Copy out all lines in the data below containing the string "Northern".

[Begin]

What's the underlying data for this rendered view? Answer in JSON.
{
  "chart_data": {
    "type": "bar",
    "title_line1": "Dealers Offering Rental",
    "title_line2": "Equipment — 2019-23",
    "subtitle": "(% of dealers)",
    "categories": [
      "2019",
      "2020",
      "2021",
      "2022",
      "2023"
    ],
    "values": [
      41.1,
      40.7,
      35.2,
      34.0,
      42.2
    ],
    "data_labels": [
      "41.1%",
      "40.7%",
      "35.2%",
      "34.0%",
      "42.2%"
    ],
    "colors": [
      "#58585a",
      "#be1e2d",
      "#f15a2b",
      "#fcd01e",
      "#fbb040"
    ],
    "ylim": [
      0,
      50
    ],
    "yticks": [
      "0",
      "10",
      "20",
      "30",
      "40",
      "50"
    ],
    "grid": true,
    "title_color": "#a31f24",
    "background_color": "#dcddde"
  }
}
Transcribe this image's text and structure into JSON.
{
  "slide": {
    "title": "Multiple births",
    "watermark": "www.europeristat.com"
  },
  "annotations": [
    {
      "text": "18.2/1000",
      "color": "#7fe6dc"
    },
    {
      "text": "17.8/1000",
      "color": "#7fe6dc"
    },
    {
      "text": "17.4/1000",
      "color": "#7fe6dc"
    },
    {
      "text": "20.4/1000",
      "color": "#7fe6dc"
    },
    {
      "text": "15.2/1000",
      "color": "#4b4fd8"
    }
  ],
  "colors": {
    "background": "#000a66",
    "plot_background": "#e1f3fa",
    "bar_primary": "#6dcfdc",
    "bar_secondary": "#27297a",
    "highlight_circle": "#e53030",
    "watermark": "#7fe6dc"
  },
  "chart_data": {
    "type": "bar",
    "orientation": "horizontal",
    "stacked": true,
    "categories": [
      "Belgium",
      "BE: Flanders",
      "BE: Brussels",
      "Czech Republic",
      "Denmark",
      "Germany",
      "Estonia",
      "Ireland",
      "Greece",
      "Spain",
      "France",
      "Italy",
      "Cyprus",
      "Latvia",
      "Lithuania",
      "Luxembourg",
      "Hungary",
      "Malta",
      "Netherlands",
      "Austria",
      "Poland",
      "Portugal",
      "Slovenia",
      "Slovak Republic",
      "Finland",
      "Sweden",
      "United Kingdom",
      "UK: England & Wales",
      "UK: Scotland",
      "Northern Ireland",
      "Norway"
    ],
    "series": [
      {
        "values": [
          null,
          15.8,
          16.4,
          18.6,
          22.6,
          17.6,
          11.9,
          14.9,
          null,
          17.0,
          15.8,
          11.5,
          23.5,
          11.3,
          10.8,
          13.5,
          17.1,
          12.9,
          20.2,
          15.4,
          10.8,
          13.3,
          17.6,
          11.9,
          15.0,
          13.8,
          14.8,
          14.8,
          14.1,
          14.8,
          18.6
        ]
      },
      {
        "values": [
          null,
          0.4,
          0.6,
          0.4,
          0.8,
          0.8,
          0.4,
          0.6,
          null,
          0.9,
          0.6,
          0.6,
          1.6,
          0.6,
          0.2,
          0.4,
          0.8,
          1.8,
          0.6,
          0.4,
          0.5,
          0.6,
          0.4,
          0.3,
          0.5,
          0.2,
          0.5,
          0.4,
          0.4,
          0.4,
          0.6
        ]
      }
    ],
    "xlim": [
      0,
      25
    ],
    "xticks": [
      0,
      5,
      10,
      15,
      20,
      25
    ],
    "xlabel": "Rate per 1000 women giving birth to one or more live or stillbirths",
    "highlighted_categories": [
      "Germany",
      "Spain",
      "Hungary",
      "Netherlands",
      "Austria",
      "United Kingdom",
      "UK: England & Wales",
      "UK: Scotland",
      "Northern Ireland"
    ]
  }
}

[End]

▶ Answer for this exercise:
      "Northern Ireland",
      "Northern Ireland"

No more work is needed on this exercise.